AIM OF THE EXERCISE: Identify the lines containing the word "Tipos". Copy each one.

--- DATA FOR PROCESSING ---

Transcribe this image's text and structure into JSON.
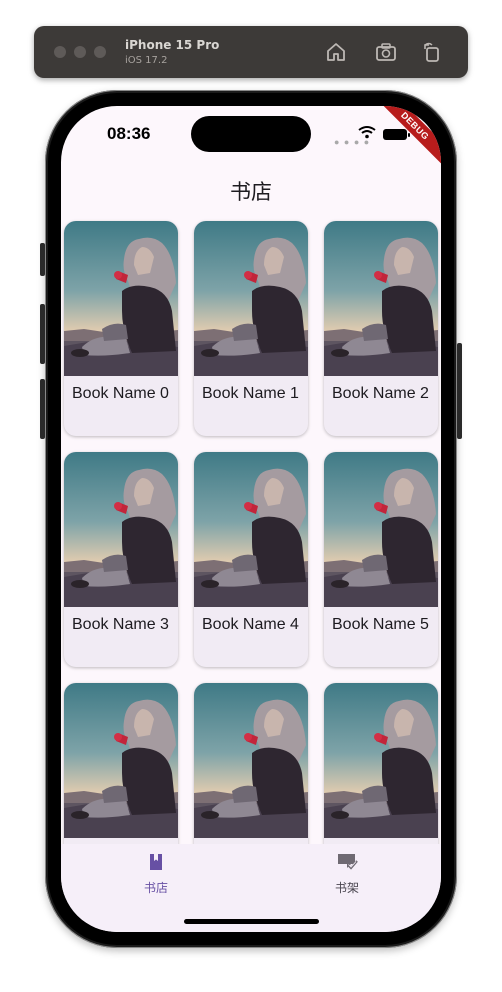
{
  "simulator": {
    "device_name": "iPhone 15 Pro",
    "os_version": "iOS 17.2",
    "icons": [
      "home-icon",
      "screenshot-icon",
      "rotate-icon"
    ]
  },
  "status_bar": {
    "time": "08:36",
    "icons": [
      "signal-icon",
      "wifi-icon",
      "battery-icon"
    ]
  },
  "debug_banner": "DEBUG",
  "app_bar": {
    "title": "书店"
  },
  "books": [
    {
      "title": "Book Name 0"
    },
    {
      "title": "Book Name 1"
    },
    {
      "title": "Book Name 2"
    },
    {
      "title": "Book Name 3"
    },
    {
      "title": "Book Name 4"
    },
    {
      "title": "Book Name 5"
    },
    {
      "title": ""
    },
    {
      "title": ""
    },
    {
      "title": ""
    }
  ],
  "bottom_nav": {
    "items": [
      {
        "label": "书店",
        "icon": "book-icon",
        "selected": true
      },
      {
        "label": "书架",
        "icon": "bookshelf-check-icon",
        "selected": false
      }
    ],
    "selected_color": "#6750a4",
    "unselected_color": "#49454f"
  }
}
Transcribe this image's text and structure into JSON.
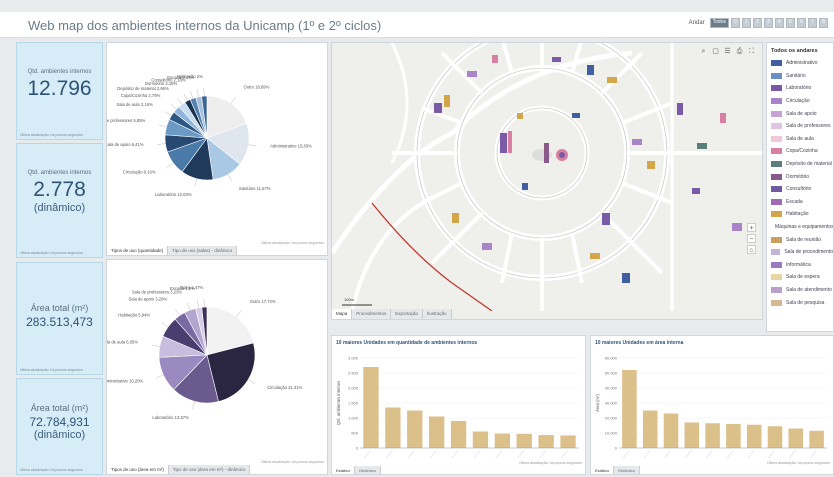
{
  "header": {
    "title": "Web map dos ambientes internos da Unicamp (1º e 2º ciclos)",
    "floor_label": "Andar",
    "floors": [
      "Todos",
      "0",
      "1",
      "2",
      "3",
      "4",
      "5",
      "6",
      "7",
      "8"
    ]
  },
  "kpis": [
    {
      "label": "Qtd. ambientes internos",
      "value": "12.796",
      "sub": "",
      "foot": "Última atualização: há poucos segundos"
    },
    {
      "label": "Qtd. ambientes internos",
      "value": "2.778",
      "sub": "(dinâmico)",
      "foot": "Última atualização: há poucos segundos"
    },
    {
      "label": "Área total (m²)",
      "value": "283.513,473",
      "sub": "",
      "foot": "Última atualização: há poucos segundos"
    },
    {
      "label": "Área total (m²)",
      "value": "72.784,931",
      "sub": "(dinâmico)",
      "foot": "Última atualização: há poucos segundos"
    }
  ],
  "pie_top": {
    "tabs": [
      "Tipos de uso (quantidade)",
      "Tipo de uso (salas) - dinâmico"
    ],
    "updated": "Última atualização: há poucos segundos",
    "labels": [
      "Outro 18,69%",
      "Administrativo 15,83%",
      "Sanitário 11,57%",
      "Laboratório 12,03%",
      "Circulação 9,16%",
      "Sala de apoio 6,41%",
      "Sala de professores 5,85%",
      "Sala de aula 3,16%",
      "Copa/Cozinha 2,79%",
      "Depósito de material 2,66%",
      "Dormitório 2,18%",
      "Consultório 2,18%",
      "Escada 2,17%",
      "Habitação 2%"
    ]
  },
  "pie_bottom": {
    "tabs": [
      "Tipos de uso (área em m²)",
      "Tipo de uso (área em m²) - dinâmico"
    ],
    "updated": "Última atualização: há poucos segundos",
    "labels": [
      "Outro 17,72%",
      "Circulação 21,31%",
      "Laboratório 13,57%",
      "Administrativo 10,20%",
      "Sala de aula 6,05%",
      "Habitação 5,94%",
      "Sala de apoio 3,29%",
      "Sala de professores 3,23%",
      "Escada 1,8%",
      "Outro 1,47%"
    ]
  },
  "map": {
    "tabs": [
      "Mapa",
      "Procedimentos",
      "Exportação",
      "Ilustração"
    ],
    "scale": "100m",
    "legend_title": "Todos os andares",
    "legend": [
      {
        "label": "Administrativo",
        "color": "#3f5fa0"
      },
      {
        "label": "Sanitário",
        "color": "#6a8fc4"
      },
      {
        "label": "Laboratório",
        "color": "#7a5aa6"
      },
      {
        "label": "Circulação",
        "color": "#a984c9"
      },
      {
        "label": "Sala de apoio",
        "color": "#c9a3d6"
      },
      {
        "label": "Sala de professores",
        "color": "#e0c4e3"
      },
      {
        "label": "Sala de aula",
        "color": "#f0c8d8"
      },
      {
        "label": "Copa/Cozinha",
        "color": "#d97fa3"
      },
      {
        "label": "Depósito de material",
        "color": "#5a7f7a"
      },
      {
        "label": "Dormitório",
        "color": "#8a5a8a"
      },
      {
        "label": "Consultório",
        "color": "#6e5a9e"
      },
      {
        "label": "Escada",
        "color": "#a06ab4"
      },
      {
        "label": "Habitação",
        "color": "#d4a64a"
      },
      {
        "label": "Máquinas e equipamentos",
        "color": "#7a8a3a"
      },
      {
        "label": "Sala de reunião",
        "color": "#c8a060"
      },
      {
        "label": "Sala de procedimento",
        "color": "#c3b3d8"
      },
      {
        "label": "Informática",
        "color": "#9a7ac0"
      },
      {
        "label": "Sala de espera",
        "color": "#e8d6a0"
      },
      {
        "label": "Sala de atendimento",
        "color": "#b8a0c8"
      },
      {
        "label": "Sala de pesquisa",
        "color": "#d8b890"
      }
    ]
  },
  "bar_left": {
    "title": "10 maiores Unidades em quantidade de ambientes internos",
    "ylabel": "Qtd. ambientes internos",
    "tabs": [
      "Estático",
      "Dinâmico"
    ],
    "updated": "Última atualização: há poucos segundos"
  },
  "bar_right": {
    "title": "10 maiores Unidades em área interna",
    "ylabel": "Área (m²)",
    "tabs": [
      "Estático",
      "Dinâmico"
    ],
    "updated": "Última atualização: há poucos segundos"
  },
  "chart_data": [
    {
      "type": "pie",
      "labels": [
        "Outro",
        "Administrativo",
        "Sanitário",
        "Laboratório",
        "Circulação",
        "Sala de apoio",
        "Sala de professores",
        "Sala de aula",
        "Copa/Cozinha",
        "Depósito de material",
        "Dormitório",
        "Consultório",
        "Escada",
        "Habitação"
      ],
      "values": [
        18.69,
        15.83,
        11.57,
        12.03,
        9.16,
        6.41,
        5.85,
        3.16,
        2.79,
        2.66,
        2.18,
        2.18,
        2.17,
        2.0
      ]
    },
    {
      "type": "pie",
      "labels": [
        "Outro",
        "Circulação",
        "Laboratório",
        "Administrativo",
        "Sala de aula",
        "Habitação",
        "Sala de apoio",
        "Sala de professores",
        "Escada",
        "Outro"
      ],
      "values": [
        17.72,
        21.31,
        13.57,
        10.2,
        6.05,
        5.94,
        3.29,
        3.23,
        1.8,
        1.47
      ]
    },
    {
      "type": "bar",
      "values": [
        2700,
        1350,
        1250,
        1050,
        900,
        550,
        480,
        470,
        430,
        420
      ],
      "ylim": [
        0,
        3000
      ],
      "ytick_labels": [
        "0",
        "500",
        "1.000",
        "1.500",
        "2.000",
        "2.500",
        "3.000"
      ]
    },
    {
      "type": "bar",
      "values": [
        52000,
        25000,
        23000,
        17000,
        16500,
        16000,
        15500,
        14500,
        13000,
        11500
      ],
      "ylim": [
        0,
        60000
      ],
      "ytick_labels": [
        "0",
        "10.000",
        "20.000",
        "30.000",
        "40.000",
        "50.000",
        "60.000"
      ]
    }
  ]
}
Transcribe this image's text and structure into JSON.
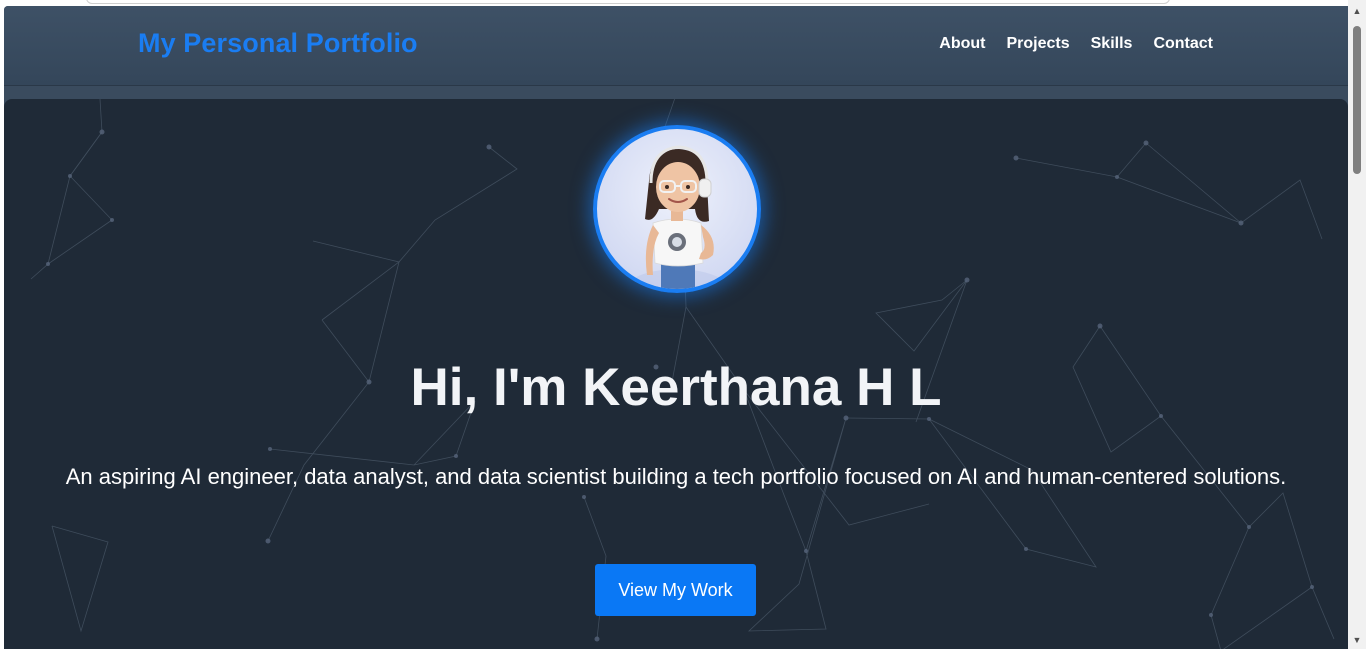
{
  "nav": {
    "brand": "My Personal Portfolio",
    "links": [
      "About",
      "Projects",
      "Skills",
      "Contact"
    ]
  },
  "hero": {
    "avatar_icon": "avatar-illustration",
    "title": "Hi, I'm Keerthana H L",
    "subtitle": "An aspiring AI engineer, data analyst, and data scientist building a tech portfolio focused on AI and human-centered solutions.",
    "cta_label": "View My Work"
  },
  "colors": {
    "accent": "#1a7df2",
    "button": "#0a78f5",
    "navbar_bg": "#3a4b5e",
    "hero_bg": "#1f2a37",
    "text": "#ffffff"
  },
  "scrollbar": {
    "up_icon": "chevron-up-icon",
    "down_icon": "chevron-down-icon"
  }
}
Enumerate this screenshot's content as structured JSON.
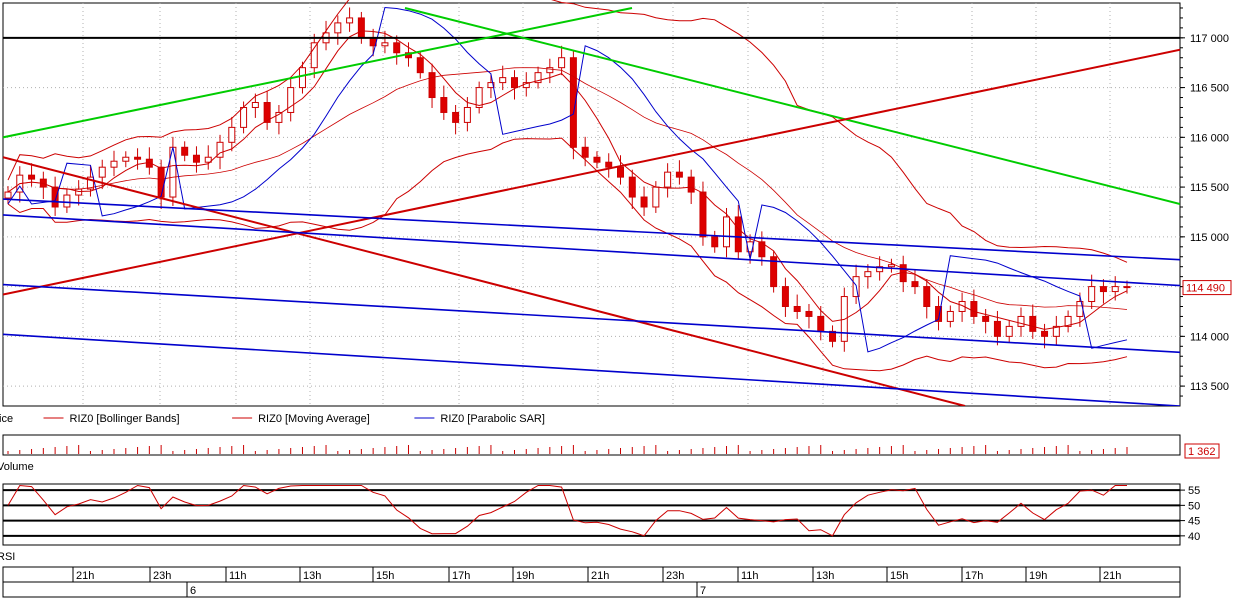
{
  "chart_data": [
    {
      "panel": "price",
      "type": "candlestick",
      "x_labels": [
        "21h",
        "23h",
        "11h",
        "13h",
        "15h",
        "17h",
        "19h",
        "21h",
        "23h",
        "11h",
        "13h",
        "15h",
        "17h",
        "19h",
        "21h"
      ],
      "day_labels": [
        {
          "label": "6",
          "at": "21h"
        },
        {
          "label": "7",
          "at": "23h"
        }
      ],
      "y_ticks": [
        "113 500",
        "114 000",
        "114 500",
        "115 000",
        "115 500",
        "116 000",
        "116 500",
        "117 000"
      ],
      "ylim": [
        113300,
        117350
      ],
      "last_value": "114 490",
      "legend": [
        {
          "label": "Price",
          "color": "#000000"
        },
        {
          "label": "RIZ0 [Bollinger Bands]",
          "color": "#cc0000"
        },
        {
          "label": "RIZ0 [Moving Average]",
          "color": "#cc0000"
        },
        {
          "label": "RIZ0 [Parabolic SAR]",
          "color": "#0000cc"
        }
      ],
      "close_series": [
        115450,
        115620,
        115580,
        115500,
        115300,
        115420,
        115480,
        115600,
        115700,
        115760,
        115800,
        115780,
        115700,
        115400,
        115900,
        115820,
        115750,
        115800,
        115950,
        116100,
        116300,
        116350,
        116150,
        116250,
        116500,
        116700,
        116950,
        117050,
        117150,
        117200,
        117000,
        116920,
        116950,
        116850,
        116800,
        116650,
        116400,
        116250,
        116150,
        116300,
        116500,
        116550,
        116600,
        116500,
        116550,
        116650,
        116700,
        116800,
        115900,
        115800,
        115750,
        115700,
        115600,
        115400,
        115300,
        115500,
        115650,
        115600,
        115450,
        115000,
        114900,
        115200,
        114850,
        114950,
        114800,
        114500,
        114300,
        114250,
        114200,
        114050,
        113950,
        114400,
        114600,
        114650,
        114700,
        114720,
        114550,
        114500,
        114300,
        114150,
        114250,
        114350,
        114200,
        114150,
        114000,
        114100,
        114200,
        114050,
        114000,
        114100,
        114200,
        114350,
        114500,
        114450,
        114500,
        114490
      ],
      "annotation_lines": [
        {
          "name": "horizontal-level",
          "color": "#000000",
          "y_value": 117000
        },
        {
          "name": "green-support",
          "color": "#00cc00",
          "points": [
            [
              "start",
              116000
            ],
            [
              "mid",
              117300
            ]
          ]
        },
        {
          "name": "green-resistance",
          "color": "#00cc00",
          "points": [
            [
              "early",
              117300
            ],
            [
              "end",
              115330
            ]
          ]
        },
        {
          "name": "red-rising",
          "color": "#cc0000",
          "points": [
            [
              "start",
              114420
            ],
            [
              "end",
              116880
            ]
          ]
        },
        {
          "name": "red-falling",
          "color": "#cc0000",
          "points": [
            [
              "start",
              115800
            ],
            [
              "mid",
              113300
            ]
          ]
        }
      ]
    },
    {
      "panel": "volume",
      "type": "bar",
      "last_value": "1 362",
      "legend": [
        {
          "label": "Volume"
        }
      ]
    },
    {
      "panel": "rsi",
      "type": "line",
      "y_ticks": [
        "40",
        "45",
        "50",
        "55"
      ],
      "ylim": [
        37,
        57
      ],
      "legend": [
        {
          "label": "RSI"
        }
      ]
    }
  ]
}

---

RESPONSE TO THE EXERCISE:
      "Tipos de uso (quantidade)",
      "Tipos de uso (área em m²)",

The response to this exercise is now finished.